DATA PROVIDED →

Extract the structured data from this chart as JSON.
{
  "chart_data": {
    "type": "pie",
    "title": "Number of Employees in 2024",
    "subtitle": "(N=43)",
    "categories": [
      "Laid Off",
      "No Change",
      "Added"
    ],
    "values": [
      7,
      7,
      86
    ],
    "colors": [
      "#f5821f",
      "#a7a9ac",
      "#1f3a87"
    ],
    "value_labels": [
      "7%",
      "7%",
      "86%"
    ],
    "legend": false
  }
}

* * *

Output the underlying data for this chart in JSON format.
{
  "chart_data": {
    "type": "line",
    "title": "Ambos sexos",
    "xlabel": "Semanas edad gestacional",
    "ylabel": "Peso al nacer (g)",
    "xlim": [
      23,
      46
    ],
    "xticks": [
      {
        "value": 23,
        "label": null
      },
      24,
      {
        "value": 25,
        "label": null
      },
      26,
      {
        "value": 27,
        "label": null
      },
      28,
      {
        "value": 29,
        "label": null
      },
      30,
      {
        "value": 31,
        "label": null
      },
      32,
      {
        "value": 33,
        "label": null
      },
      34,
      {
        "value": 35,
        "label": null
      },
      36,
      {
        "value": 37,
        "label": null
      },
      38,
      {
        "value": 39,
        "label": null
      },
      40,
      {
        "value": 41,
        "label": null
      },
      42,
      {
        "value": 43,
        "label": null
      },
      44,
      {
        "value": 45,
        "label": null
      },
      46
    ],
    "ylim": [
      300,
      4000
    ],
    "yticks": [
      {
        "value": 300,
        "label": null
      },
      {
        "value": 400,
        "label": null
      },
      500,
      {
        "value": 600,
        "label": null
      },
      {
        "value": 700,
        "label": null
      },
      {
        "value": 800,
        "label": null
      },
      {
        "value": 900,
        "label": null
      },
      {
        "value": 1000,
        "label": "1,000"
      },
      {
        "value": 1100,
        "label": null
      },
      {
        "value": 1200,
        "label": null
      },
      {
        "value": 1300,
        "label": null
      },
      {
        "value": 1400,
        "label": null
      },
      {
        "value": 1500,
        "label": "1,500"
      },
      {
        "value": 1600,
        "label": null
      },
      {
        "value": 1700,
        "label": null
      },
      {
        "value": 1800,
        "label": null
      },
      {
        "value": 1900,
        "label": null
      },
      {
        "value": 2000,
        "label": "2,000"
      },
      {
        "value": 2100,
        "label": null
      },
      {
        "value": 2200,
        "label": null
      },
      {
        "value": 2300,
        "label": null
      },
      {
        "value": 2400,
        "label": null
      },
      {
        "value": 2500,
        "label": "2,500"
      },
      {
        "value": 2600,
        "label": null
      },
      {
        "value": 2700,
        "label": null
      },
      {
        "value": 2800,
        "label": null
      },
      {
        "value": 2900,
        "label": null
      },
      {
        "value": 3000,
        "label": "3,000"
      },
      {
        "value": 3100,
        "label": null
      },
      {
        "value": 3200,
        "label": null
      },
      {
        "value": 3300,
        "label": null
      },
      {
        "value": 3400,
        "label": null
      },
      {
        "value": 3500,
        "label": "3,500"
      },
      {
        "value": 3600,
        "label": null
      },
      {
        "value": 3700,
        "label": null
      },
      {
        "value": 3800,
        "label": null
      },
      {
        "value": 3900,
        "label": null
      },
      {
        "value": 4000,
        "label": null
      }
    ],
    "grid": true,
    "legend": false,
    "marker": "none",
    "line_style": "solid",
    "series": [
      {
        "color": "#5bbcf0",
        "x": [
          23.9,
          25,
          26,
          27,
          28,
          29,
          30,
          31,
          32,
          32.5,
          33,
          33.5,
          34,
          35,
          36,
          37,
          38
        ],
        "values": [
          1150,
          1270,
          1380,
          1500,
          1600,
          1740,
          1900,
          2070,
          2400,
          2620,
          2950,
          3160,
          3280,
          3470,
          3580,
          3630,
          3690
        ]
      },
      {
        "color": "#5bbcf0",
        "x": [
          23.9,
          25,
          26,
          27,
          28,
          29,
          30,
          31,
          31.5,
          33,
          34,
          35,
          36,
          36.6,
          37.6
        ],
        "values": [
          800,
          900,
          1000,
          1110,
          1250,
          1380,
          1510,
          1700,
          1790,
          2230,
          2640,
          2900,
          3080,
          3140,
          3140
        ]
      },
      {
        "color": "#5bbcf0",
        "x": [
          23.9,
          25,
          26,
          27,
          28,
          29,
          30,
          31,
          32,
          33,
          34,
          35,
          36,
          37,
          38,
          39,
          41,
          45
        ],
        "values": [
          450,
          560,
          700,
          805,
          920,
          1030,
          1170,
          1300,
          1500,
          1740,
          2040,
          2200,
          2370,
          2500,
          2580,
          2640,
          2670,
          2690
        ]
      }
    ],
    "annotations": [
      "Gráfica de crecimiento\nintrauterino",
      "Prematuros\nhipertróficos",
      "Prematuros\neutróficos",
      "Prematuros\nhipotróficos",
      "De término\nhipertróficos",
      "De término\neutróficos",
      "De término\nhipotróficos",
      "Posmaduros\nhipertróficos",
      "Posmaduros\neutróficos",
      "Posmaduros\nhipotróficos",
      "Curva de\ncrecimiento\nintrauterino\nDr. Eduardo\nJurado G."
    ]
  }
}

---

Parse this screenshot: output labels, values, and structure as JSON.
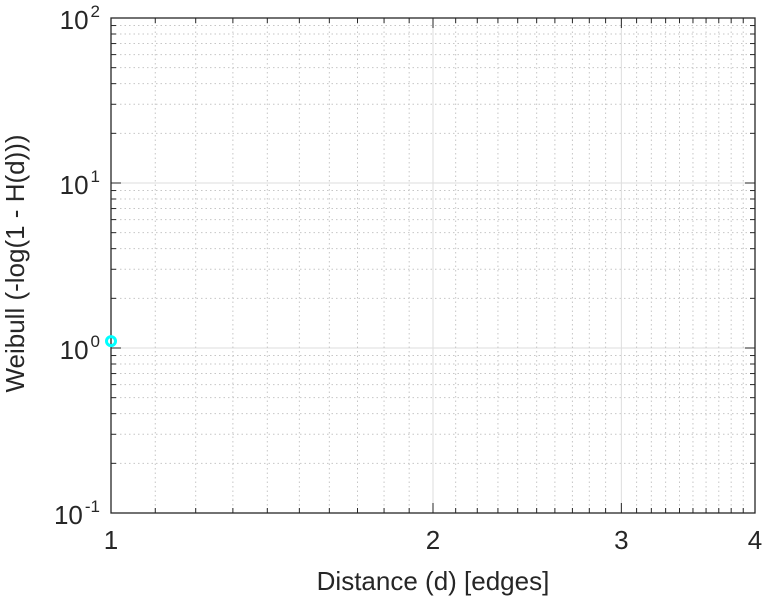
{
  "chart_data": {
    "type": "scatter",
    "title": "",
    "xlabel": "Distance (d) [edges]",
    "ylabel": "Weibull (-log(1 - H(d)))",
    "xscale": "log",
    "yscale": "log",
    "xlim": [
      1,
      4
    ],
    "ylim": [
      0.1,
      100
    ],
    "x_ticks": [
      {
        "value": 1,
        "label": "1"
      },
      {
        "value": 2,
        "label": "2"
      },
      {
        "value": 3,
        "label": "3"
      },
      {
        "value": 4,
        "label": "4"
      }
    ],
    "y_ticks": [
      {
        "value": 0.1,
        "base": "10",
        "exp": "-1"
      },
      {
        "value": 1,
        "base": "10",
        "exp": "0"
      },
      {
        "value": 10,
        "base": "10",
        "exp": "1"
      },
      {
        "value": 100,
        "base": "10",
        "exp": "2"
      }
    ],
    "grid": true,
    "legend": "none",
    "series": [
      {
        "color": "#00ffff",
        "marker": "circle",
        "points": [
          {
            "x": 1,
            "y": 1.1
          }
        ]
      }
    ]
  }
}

WORK INSTRUCTIONS → Gather up the lines that contain the word "Prematuros".

RESULT BELOW →
      "Prematuros\nhipertróficos",
      "Prematuros\neutróficos",
      "Prematuros\nhipotróficos",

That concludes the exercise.